Metin Alıntısı.

%%

Yasemin Yılmaz Yüksek
Fiziksel farklılıkları olan bireylerin, çocuk edebiyatında hangi özellikleri öne çıkarılarak ele alındığı çok sayıda araştırma ve inceleme makalesinin konusu olmuştur. Çoğunlukla içerik analizinin kullanıldığı bu incelemelerde eserlerin konusunun, karakterlerin nasıl tasvir edildiğinin ve hangi engellilik türünün ele alındığının dökümü yapılmıştır. Belirli yıllar arasında yayımlanmış çocuk kitaplarında hangi engellilik türlerinin öne çıktığı tablolarla verilmiş, okur ve araştırmacılara bütünlüklü künye bilgileri sunulmuştur. Bu çalışmada ise tüm bu içerik analizi yapan araştırmalardan farklı olarak bedenin kültürel anlamda nasıl kodlandığı, toplumsal açıdan “mükemmel” bedenin karşısında engelli bedenin nasıl görüldüğü irdelenmiştir. Bedenin fiziksel varlığının, iktidar mekanizmalarınca belirlenen kültürel ve toplumsal normlar tarafından ikincil sıraya itilmesi, bireyin benlik algısında kırılmaya sebep olmakta, söz konusu engelli bir beden olduğunda ise bu kırılma bireyin toplumsal dışlanmaya maruz kalması ve nihayetinde kendini toplumdan soyutlamasıyla sonuçlanmaktadır.

%%

Yönergeniz. Çocuk edebiyatında engellilikle ilgili metne göre önceki incelemelerde çoğunlukla hangi yöntem kullanılmıştır?

Sağlanan Veriler.

%%

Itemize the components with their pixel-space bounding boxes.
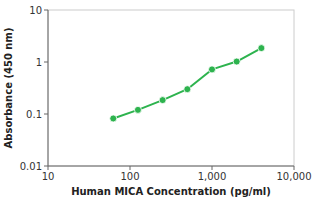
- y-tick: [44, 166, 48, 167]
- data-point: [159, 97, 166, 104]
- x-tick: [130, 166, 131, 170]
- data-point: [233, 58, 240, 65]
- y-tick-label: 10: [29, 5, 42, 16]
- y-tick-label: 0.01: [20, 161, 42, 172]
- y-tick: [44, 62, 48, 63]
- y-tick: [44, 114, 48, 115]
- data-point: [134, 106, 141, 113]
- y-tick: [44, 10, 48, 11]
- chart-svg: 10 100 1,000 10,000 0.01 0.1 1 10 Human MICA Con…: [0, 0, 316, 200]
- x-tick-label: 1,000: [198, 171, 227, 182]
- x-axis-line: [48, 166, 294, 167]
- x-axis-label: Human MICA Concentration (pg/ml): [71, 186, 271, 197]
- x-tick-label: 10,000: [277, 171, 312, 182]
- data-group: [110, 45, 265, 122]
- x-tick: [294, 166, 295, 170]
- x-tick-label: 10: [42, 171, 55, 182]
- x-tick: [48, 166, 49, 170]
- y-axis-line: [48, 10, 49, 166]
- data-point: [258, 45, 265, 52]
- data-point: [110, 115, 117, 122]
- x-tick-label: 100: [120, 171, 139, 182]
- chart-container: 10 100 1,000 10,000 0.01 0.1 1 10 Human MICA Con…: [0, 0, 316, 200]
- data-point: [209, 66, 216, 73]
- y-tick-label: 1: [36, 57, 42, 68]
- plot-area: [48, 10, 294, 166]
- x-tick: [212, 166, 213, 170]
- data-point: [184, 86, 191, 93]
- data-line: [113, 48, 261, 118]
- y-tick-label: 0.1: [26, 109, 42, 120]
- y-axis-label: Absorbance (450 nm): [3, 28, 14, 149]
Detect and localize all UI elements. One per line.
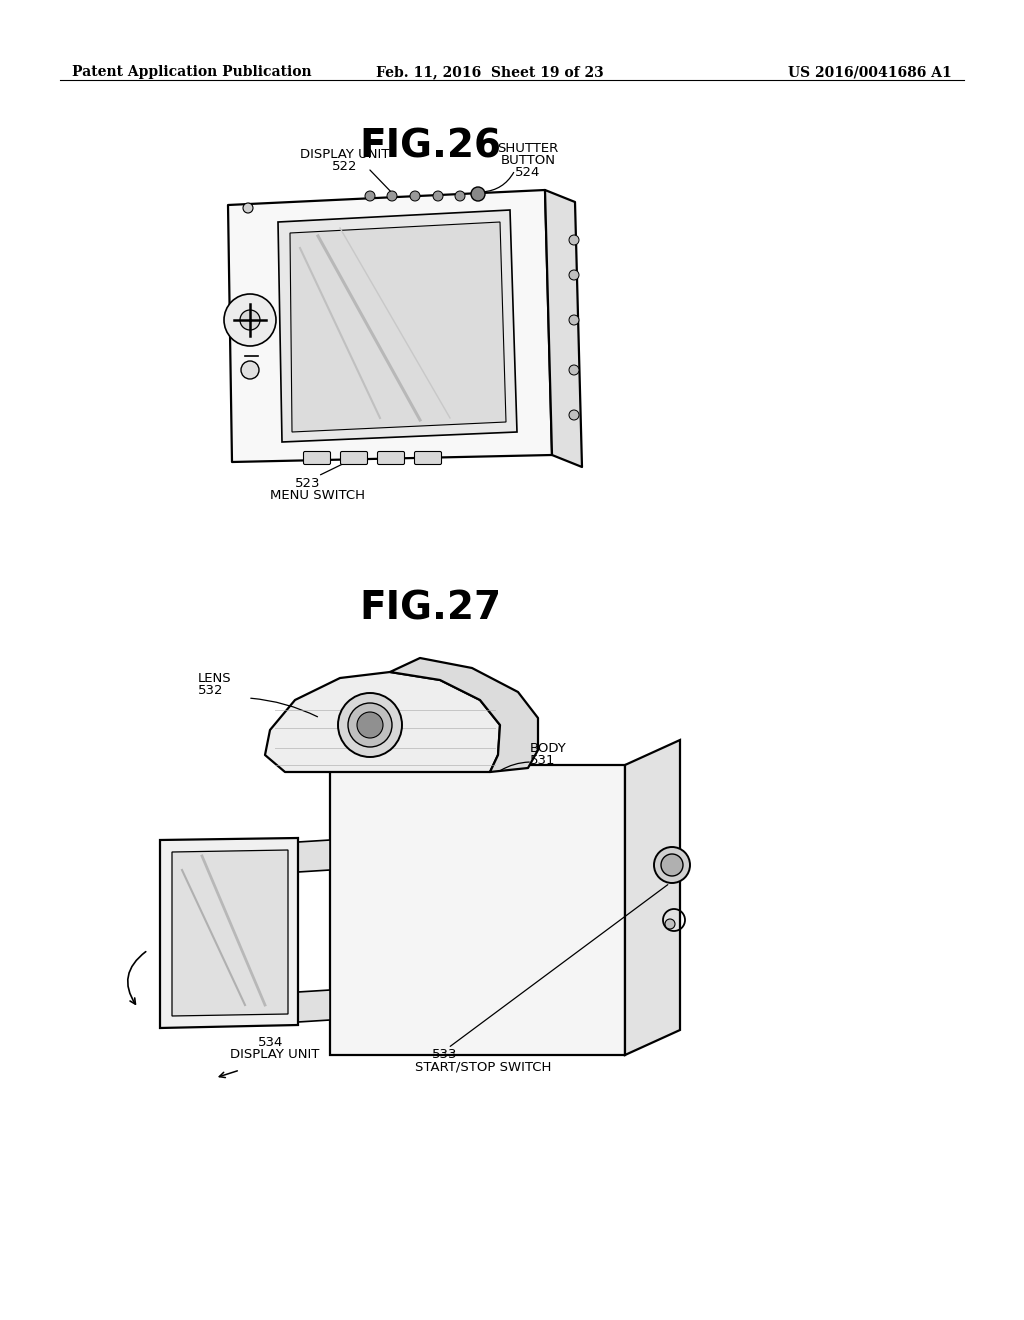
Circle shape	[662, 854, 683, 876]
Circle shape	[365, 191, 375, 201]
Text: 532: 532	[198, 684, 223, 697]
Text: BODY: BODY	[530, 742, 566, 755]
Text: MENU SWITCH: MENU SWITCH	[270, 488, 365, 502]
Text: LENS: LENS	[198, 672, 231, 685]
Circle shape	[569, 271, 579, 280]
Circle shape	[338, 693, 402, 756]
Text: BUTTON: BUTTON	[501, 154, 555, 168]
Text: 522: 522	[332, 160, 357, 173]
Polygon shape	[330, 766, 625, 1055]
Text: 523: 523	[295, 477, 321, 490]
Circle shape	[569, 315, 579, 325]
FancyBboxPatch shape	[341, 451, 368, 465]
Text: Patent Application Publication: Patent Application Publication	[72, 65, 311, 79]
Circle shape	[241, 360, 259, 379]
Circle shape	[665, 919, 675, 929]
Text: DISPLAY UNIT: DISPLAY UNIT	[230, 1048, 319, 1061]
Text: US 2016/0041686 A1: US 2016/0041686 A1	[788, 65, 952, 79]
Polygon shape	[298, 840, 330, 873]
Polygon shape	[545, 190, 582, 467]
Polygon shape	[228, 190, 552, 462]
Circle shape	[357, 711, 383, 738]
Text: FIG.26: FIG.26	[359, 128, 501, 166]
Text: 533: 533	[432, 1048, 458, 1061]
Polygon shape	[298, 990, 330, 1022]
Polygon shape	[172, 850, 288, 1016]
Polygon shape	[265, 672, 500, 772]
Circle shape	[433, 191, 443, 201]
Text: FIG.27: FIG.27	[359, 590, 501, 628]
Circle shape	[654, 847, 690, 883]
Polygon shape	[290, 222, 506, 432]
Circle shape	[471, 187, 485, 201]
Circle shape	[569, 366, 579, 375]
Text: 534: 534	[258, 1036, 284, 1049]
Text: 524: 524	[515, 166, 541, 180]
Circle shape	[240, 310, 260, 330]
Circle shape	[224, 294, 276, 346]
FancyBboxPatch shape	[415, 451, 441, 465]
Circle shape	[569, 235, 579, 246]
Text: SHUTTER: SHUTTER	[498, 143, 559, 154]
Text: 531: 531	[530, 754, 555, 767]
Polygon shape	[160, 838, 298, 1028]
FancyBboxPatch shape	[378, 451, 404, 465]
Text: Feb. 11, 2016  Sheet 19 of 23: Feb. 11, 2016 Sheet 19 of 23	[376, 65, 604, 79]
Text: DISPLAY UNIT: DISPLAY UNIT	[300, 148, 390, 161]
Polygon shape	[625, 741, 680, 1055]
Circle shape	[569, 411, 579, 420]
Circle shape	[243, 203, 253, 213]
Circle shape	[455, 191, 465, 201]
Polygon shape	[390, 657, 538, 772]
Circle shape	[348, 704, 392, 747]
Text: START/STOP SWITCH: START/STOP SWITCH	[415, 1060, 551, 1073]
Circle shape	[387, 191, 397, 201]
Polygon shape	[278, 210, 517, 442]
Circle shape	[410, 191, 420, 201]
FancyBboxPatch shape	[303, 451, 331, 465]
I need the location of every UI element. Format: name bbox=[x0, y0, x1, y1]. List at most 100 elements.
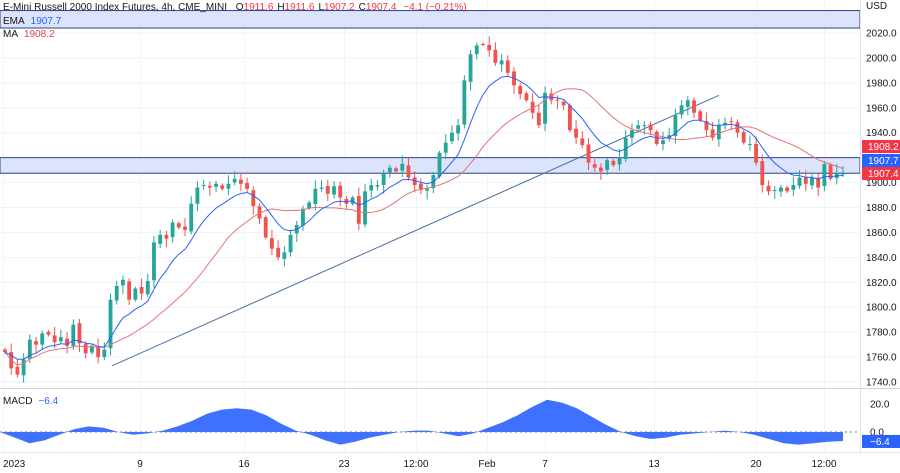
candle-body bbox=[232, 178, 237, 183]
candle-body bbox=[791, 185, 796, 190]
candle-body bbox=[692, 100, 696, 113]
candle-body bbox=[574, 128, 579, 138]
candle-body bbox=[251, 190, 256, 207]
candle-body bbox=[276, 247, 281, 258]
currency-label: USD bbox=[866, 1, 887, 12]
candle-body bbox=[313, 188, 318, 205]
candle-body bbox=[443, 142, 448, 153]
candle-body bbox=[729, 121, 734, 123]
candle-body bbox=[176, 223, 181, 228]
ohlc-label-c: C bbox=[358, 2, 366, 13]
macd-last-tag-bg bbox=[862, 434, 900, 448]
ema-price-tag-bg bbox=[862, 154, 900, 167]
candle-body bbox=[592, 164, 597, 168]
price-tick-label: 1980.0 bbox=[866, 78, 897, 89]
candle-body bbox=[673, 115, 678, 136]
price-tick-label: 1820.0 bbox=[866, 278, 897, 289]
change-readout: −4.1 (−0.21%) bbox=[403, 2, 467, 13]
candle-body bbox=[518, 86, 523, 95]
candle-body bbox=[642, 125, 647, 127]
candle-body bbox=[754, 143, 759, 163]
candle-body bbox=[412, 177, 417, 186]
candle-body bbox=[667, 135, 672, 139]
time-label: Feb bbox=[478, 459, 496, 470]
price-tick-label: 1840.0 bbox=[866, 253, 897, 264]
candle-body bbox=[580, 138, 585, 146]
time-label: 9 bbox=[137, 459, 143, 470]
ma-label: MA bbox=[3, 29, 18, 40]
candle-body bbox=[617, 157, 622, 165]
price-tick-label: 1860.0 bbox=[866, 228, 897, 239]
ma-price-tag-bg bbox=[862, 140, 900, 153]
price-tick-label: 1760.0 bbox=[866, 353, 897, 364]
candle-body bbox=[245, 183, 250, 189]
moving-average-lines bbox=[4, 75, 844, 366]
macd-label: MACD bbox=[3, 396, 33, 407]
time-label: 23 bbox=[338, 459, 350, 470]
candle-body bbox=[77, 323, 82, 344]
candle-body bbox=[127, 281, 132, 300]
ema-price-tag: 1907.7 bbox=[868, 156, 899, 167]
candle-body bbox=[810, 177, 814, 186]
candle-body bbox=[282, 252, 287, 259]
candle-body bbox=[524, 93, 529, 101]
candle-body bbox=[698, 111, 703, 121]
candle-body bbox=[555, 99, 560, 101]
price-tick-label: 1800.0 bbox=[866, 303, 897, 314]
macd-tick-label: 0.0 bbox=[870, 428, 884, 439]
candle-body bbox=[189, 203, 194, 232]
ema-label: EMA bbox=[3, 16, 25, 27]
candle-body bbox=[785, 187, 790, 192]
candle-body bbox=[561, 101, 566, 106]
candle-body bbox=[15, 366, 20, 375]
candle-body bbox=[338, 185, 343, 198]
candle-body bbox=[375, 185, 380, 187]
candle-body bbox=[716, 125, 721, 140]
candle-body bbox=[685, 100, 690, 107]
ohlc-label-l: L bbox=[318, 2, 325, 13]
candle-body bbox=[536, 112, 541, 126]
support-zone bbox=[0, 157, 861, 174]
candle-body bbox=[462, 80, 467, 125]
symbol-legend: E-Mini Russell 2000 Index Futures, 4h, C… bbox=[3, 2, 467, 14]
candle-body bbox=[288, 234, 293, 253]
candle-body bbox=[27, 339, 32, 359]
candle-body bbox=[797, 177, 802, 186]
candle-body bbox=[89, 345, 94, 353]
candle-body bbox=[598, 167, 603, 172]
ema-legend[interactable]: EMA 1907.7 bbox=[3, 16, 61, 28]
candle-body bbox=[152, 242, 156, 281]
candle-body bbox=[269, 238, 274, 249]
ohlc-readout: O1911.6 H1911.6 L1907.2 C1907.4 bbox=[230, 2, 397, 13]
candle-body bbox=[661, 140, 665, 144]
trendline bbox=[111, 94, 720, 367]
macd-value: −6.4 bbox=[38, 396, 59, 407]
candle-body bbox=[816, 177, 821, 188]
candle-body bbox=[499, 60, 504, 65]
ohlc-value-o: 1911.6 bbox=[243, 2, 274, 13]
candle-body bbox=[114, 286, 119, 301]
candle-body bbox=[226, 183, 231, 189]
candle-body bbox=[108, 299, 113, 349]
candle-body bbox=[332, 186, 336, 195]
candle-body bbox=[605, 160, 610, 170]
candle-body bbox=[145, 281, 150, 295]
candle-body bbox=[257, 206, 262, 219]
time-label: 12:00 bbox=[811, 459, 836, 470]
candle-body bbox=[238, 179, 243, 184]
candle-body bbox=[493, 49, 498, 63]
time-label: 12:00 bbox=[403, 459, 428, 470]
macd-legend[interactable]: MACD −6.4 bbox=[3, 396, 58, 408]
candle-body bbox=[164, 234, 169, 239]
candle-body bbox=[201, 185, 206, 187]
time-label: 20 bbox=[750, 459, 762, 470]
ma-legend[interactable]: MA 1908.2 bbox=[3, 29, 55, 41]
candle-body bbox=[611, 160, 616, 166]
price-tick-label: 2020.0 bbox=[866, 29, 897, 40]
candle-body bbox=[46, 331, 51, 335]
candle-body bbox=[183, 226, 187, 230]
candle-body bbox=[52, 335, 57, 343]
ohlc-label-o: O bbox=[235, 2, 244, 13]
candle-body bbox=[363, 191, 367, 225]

%%

Çıktı. İçerik analizi.